**Dataset excerpts:**
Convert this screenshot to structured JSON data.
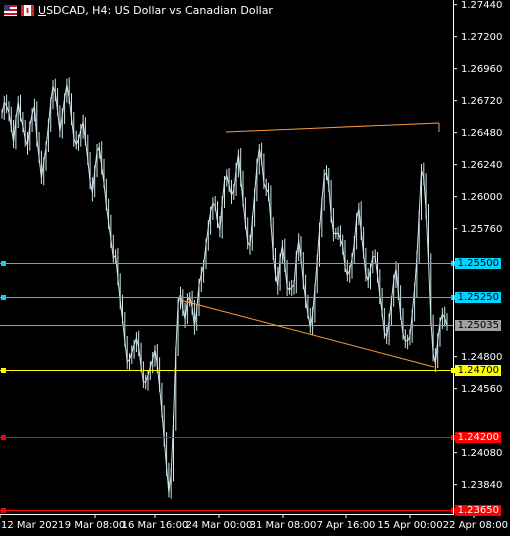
{
  "title": "USDCAD, H4:  US Dollar vs Canadian Dollar",
  "title_prefix": "U",
  "title_rest": "SDCAD, H4:  US Dollar vs Canadian Dollar",
  "icons": [
    "us-flag-icon",
    "ca-flag-icon"
  ],
  "colors": {
    "background": "#000000",
    "axis": "#ffffff",
    "candle": "#cde4e8",
    "cyan_line": "#00d4ff",
    "gray_line": "#a0a0a0",
    "yellow_line": "#ffff00",
    "red_line": "#ff0000",
    "trend_line": "#ff9b3d"
  },
  "y_axis_ticks": [
    "1.27440",
    "1.27200",
    "1.26960",
    "1.26720",
    "1.26480",
    "1.26240",
    "1.26000",
    "1.25760",
    "1.24800",
    "1.24560",
    "1.24080",
    "1.23840"
  ],
  "x_axis_ticks": [
    "12 Mar 2021",
    "9 Mar 08:00",
    "16 Mar 16:00",
    "24 Mar 00:00",
    "31 Mar 08:00",
    "7 Apr 16:00",
    "15 Apr 00:00",
    "22 Apr 08:00"
  ],
  "price_lines": [
    {
      "name": "price-line-1-25500",
      "label": "1.25500",
      "value": 1.255,
      "color": "#00d4ff",
      "label_bg": "#00d4ff",
      "label_fg": "#000000",
      "marker": true
    },
    {
      "name": "price-line-1-25250",
      "label": "1.25250",
      "value": 1.2525,
      "color": "#00d4ff",
      "label_bg": "#00d4ff",
      "label_fg": "#000000",
      "marker": true
    },
    {
      "name": "price-line-1-25035",
      "label": "1.25035",
      "value": 1.25035,
      "color": "#a0a0a0",
      "label_bg": "#a0a0a0",
      "label_fg": "#000000",
      "marker": false
    },
    {
      "name": "price-line-1-24700",
      "label": "1.24700",
      "value": 1.247,
      "color": "#ffff00",
      "label_bg": "#ffff00",
      "label_fg": "#000000",
      "marker": true
    },
    {
      "name": "price-line-1-24200",
      "label": "1.24200",
      "value": 1.242,
      "color": "#ff0000",
      "label_bg": "#ff0000",
      "label_fg": "#ffffff",
      "marker": true
    },
    {
      "name": "price-line-1-23650",
      "label": "1.23650",
      "value": 1.2365,
      "color": "#ff0000",
      "label_bg": "#ff0000",
      "label_fg": "#ffffff",
      "marker": true
    }
  ],
  "chart_data": {
    "type": "line",
    "title": "USDCAD, H4:  US Dollar vs Canadian Dollar",
    "xlabel": "",
    "ylabel": "",
    "ylim": [
      1.2362,
      1.2746
    ],
    "x_ticks": [
      "12 Mar 2021",
      "9 Mar 08:00",
      "16 Mar 16:00",
      "24 Mar 00:00",
      "31 Mar 08:00",
      "7 Apr 16:00",
      "15 Apr 00:00",
      "22 Apr 08:00"
    ],
    "y_ticks": [
      1.2744,
      1.272,
      1.2696,
      1.2672,
      1.2648,
      1.2624,
      1.26,
      1.2576,
      1.248,
      1.2456,
      1.2408,
      1.2384
    ],
    "grid": false,
    "series_close": [
      1.2662,
      1.2671,
      1.2668,
      1.2663,
      1.2652,
      1.2641,
      1.2658,
      1.2671,
      1.266,
      1.2653,
      1.2643,
      1.2638,
      1.2653,
      1.2662,
      1.2668,
      1.2644,
      1.2629,
      1.2614,
      1.2626,
      1.2637,
      1.2653,
      1.2671,
      1.2683,
      1.2678,
      1.2664,
      1.2649,
      1.2661,
      1.2674,
      1.2684,
      1.2674,
      1.2659,
      1.2644,
      1.2639,
      1.2643,
      1.265,
      1.2656,
      1.2642,
      1.2628,
      1.2611,
      1.2603,
      1.2619,
      1.2634,
      1.2637,
      1.2623,
      1.261,
      1.2594,
      1.2581,
      1.2568,
      1.2554,
      1.2556,
      1.2539,
      1.2522,
      1.2508,
      1.2492,
      1.2476,
      1.2478,
      1.2483,
      1.2489,
      1.2494,
      1.2487,
      1.2472,
      1.2461,
      1.2461,
      1.2466,
      1.2472,
      1.2478,
      1.2485,
      1.2474,
      1.2457,
      1.2439,
      1.2418,
      1.2397,
      1.2378,
      1.2392,
      1.2431,
      1.2484,
      1.252,
      1.2527,
      1.2516,
      1.2508,
      1.2522,
      1.2525,
      1.2517,
      1.2503,
      1.2515,
      1.2534,
      1.2542,
      1.2549,
      1.2564,
      1.2577,
      1.2589,
      1.2595,
      1.2593,
      1.2581,
      1.2575,
      1.2595,
      1.2612,
      1.2616,
      1.2609,
      1.2601,
      1.2605,
      1.262,
      1.2632,
      1.2614,
      1.2596,
      1.258,
      1.2566,
      1.2563,
      1.2582,
      1.2602,
      1.2623,
      1.2636,
      1.2627,
      1.261,
      1.2606,
      1.2603,
      1.2581,
      1.2557,
      1.2542,
      1.2533,
      1.2554,
      1.2563,
      1.2549,
      1.2532,
      1.253,
      1.2532,
      1.2534,
      1.2555,
      1.2567,
      1.2554,
      1.2536,
      1.2523,
      1.2512,
      1.2502,
      1.2512,
      1.2531,
      1.2552,
      1.2575,
      1.2596,
      1.2616,
      1.2618,
      1.2608,
      1.2586,
      1.2573,
      1.2572,
      1.2573,
      1.2568,
      1.2563,
      1.2547,
      1.2541,
      1.2545,
      1.2553,
      1.2565,
      1.2584,
      1.2591,
      1.2574,
      1.2557,
      1.2541,
      1.2537,
      1.2546,
      1.2555,
      1.2555,
      1.2541,
      1.2526,
      1.2513,
      1.2498,
      1.2495,
      1.2507,
      1.2522,
      1.2537,
      1.2546,
      1.2529,
      1.2511,
      1.2497,
      1.2492,
      1.2492,
      1.2495,
      1.2512,
      1.2531,
      1.2554,
      1.2587,
      1.262,
      1.2614,
      1.259,
      1.2552,
      1.2508,
      1.2482,
      1.2475,
      1.2492,
      1.2506,
      1.2512,
      1.2509,
      1.2503
    ]
  }
}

**AIM:** Transcribe the listing in full. Omit the pictures and keep every line exact.

**CORRECT ANSWER:**
Convert this screenshot to structured JSON data.
{
  "title": "USDCAD, H4:  US Dollar vs Canadian Dollar",
  "title_prefix": "U",
  "title_rest": "SDCAD, H4:  US Dollar vs Canadian Dollar",
  "icons": [
    "us-flag-icon",
    "ca-flag-icon"
  ],
  "colors": {
    "background": "#000000",
    "axis": "#ffffff",
    "candle": "#cde4e8",
    "cyan_line": "#00d4ff",
    "gray_line": "#a0a0a0",
    "yellow_line": "#ffff00",
    "red_line": "#ff0000",
    "trend_line": "#ff9b3d"
  },
  "y_axis_ticks": [
    "1.27440",
    "1.27200",
    "1.26960",
    "1.26720",
    "1.26480",
    "1.26240",
    "1.26000",
    "1.25760",
    "1.24800",
    "1.24560",
    "1.24080",
    "1.23840"
  ],
  "x_axis_ticks": [
    "12 Mar 2021",
    "9 Mar 08:00",
    "16 Mar 16:00",
    "24 Mar 00:00",
    "31 Mar 08:00",
    "7 Apr 16:00",
    "15 Apr 00:00",
    "22 Apr 08:00"
  ],
  "price_lines": [
    {
      "name": "price-line-1-25500",
      "label": "1.25500",
      "value": 1.255,
      "color": "#00d4ff",
      "label_bg": "#00d4ff",
      "label_fg": "#000000",
      "marker": true
    },
    {
      "name": "price-line-1-25250",
      "label": "1.25250",
      "value": 1.2525,
      "color": "#00d4ff",
      "label_bg": "#00d4ff",
      "label_fg": "#000000",
      "marker": true
    },
    {
      "name": "price-line-1-25035",
      "label": "1.25035",
      "value": 1.25035,
      "color": "#a0a0a0",
      "label_bg": "#a0a0a0",
      "label_fg": "#000000",
      "marker": false
    },
    {
      "name": "price-line-1-24700",
      "label": "1.24700",
      "value": 1.247,
      "color": "#ffff00",
      "label_bg": "#ffff00",
      "label_fg": "#000000",
      "marker": true
    },
    {
      "name": "price-line-1-24200",
      "label": "1.24200",
      "value": 1.242,
      "color": "#ff0000",
      "label_bg": "#ff0000",
      "label_fg": "#ffffff",
      "marker": true
    },
    {
      "name": "price-line-1-23650",
      "label": "1.23650",
      "value": 1.2365,
      "color": "#ff0000",
      "label_bg": "#ff0000",
      "label_fg": "#ffffff",
      "marker": true
    }
  ],
  "chart_data": {
    "type": "line",
    "title": "USDCAD, H4:  US Dollar vs Canadian Dollar",
    "xlabel": "",
    "ylabel": "",
    "ylim": [
      1.2362,
      1.2746
    ],
    "x_ticks": [
      "12 Mar 2021",
      "9 Mar 08:00",
      "16 Mar 16:00",
      "24 Mar 00:00",
      "31 Mar 08:00",
      "7 Apr 16:00",
      "15 Apr 00:00",
      "22 Apr 08:00"
    ],
    "y_ticks": [
      1.2744,
      1.272,
      1.2696,
      1.2672,
      1.2648,
      1.2624,
      1.26,
      1.2576,
      1.248,
      1.2456,
      1.2408,
      1.2384
    ],
    "grid": false,
    "series_close": [
      1.2662,
      1.2671,
      1.2668,
      1.2663,
      1.2652,
      1.2641,
      1.2658,
      1.2671,
      1.266,
      1.2653,
      1.2643,
      1.2638,
      1.2653,
      1.2662,
      1.2668,
      1.2644,
      1.2629,
      1.2614,
      1.2626,
      1.2637,
      1.2653,
      1.2671,
      1.2683,
      1.2678,
      1.2664,
      1.2649,
      1.2661,
      1.2674,
      1.2684,
      1.2674,
      1.2659,
      1.2644,
      1.2639,
      1.2643,
      1.265,
      1.2656,
      1.2642,
      1.2628,
      1.2611,
      1.2603,
      1.2619,
      1.2634,
      1.2637,
      1.2623,
      1.261,
      1.2594,
      1.2581,
      1.2568,
      1.2554,
      1.2556,
      1.2539,
      1.2522,
      1.2508,
      1.2492,
      1.2476,
      1.2478,
      1.2483,
      1.2489,
      1.2494,
      1.2487,
      1.2472,
      1.2461,
      1.2461,
      1.2466,
      1.2472,
      1.2478,
      1.2485,
      1.2474,
      1.2457,
      1.2439,
      1.2418,
      1.2397,
      1.2378,
      1.2392,
      1.2431,
      1.2484,
      1.252,
      1.2527,
      1.2516,
      1.2508,
      1.2522,
      1.2525,
      1.2517,
      1.2503,
      1.2515,
      1.2534,
      1.2542,
      1.2549,
      1.2564,
      1.2577,
      1.2589,
      1.2595,
      1.2593,
      1.2581,
      1.2575,
      1.2595,
      1.2612,
      1.2616,
      1.2609,
      1.2601,
      1.2605,
      1.262,
      1.2632,
      1.2614,
      1.2596,
      1.258,
      1.2566,
      1.2563,
      1.2582,
      1.2602,
      1.2623,
      1.2636,
      1.2627,
      1.261,
      1.2606,
      1.2603,
      1.2581,
      1.2557,
      1.2542,
      1.2533,
      1.2554,
      1.2563,
      1.2549,
      1.2532,
      1.253,
      1.2532,
      1.2534,
      1.2555,
      1.2567,
      1.2554,
      1.2536,
      1.2523,
      1.2512,
      1.2502,
      1.2512,
      1.2531,
      1.2552,
      1.2575,
      1.2596,
      1.2616,
      1.2618,
      1.2608,
      1.2586,
      1.2573,
      1.2572,
      1.2573,
      1.2568,
      1.2563,
      1.2547,
      1.2541,
      1.2545,
      1.2553,
      1.2565,
      1.2584,
      1.2591,
      1.2574,
      1.2557,
      1.2541,
      1.2537,
      1.2546,
      1.2555,
      1.2555,
      1.2541,
      1.2526,
      1.2513,
      1.2498,
      1.2495,
      1.2507,
      1.2522,
      1.2537,
      1.2546,
      1.2529,
      1.2511,
      1.2497,
      1.2492,
      1.2492,
      1.2495,
      1.2512,
      1.2531,
      1.2554,
      1.2587,
      1.262,
      1.2614,
      1.259,
      1.2552,
      1.2508,
      1.2482,
      1.2475,
      1.2492,
      1.2506,
      1.2512,
      1.2509,
      1.2503
    ]
  }
}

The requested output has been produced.